───── DATA SECTION ─────

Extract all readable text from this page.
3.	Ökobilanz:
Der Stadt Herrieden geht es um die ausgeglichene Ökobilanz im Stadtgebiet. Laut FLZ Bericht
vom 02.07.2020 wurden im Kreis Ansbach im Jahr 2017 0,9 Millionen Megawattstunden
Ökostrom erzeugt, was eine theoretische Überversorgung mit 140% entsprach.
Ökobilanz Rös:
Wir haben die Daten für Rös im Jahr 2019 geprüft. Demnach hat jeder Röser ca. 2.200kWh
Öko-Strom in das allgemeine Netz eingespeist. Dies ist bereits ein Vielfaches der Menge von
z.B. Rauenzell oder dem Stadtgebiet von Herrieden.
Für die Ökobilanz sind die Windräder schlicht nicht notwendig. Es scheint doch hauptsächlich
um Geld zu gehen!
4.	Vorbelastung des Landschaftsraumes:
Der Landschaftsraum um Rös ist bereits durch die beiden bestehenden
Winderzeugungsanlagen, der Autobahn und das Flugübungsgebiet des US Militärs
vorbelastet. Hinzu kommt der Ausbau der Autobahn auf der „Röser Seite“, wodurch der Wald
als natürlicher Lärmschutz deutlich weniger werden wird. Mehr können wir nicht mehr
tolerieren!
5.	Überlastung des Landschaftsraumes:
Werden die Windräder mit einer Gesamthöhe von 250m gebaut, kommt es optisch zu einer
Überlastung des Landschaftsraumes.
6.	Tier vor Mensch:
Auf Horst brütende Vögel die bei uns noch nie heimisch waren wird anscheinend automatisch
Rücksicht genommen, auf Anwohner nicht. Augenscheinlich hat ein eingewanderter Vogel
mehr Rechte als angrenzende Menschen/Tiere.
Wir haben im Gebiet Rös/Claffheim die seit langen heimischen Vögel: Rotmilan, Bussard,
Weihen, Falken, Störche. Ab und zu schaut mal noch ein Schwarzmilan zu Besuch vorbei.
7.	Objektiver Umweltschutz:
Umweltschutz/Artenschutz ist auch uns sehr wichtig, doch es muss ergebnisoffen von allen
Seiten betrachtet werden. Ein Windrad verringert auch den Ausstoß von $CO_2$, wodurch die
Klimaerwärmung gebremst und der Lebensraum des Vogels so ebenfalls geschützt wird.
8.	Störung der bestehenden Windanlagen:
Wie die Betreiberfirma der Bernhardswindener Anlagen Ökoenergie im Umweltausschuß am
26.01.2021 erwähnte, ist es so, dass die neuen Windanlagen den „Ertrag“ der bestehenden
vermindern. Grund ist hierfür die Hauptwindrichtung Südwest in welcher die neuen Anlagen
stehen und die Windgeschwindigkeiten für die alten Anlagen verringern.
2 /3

─────

**TASK DESCRIPTION**
How many lines of the entries contain "doch"? Answer with a number alone.

**SOLUTION BELOW**
2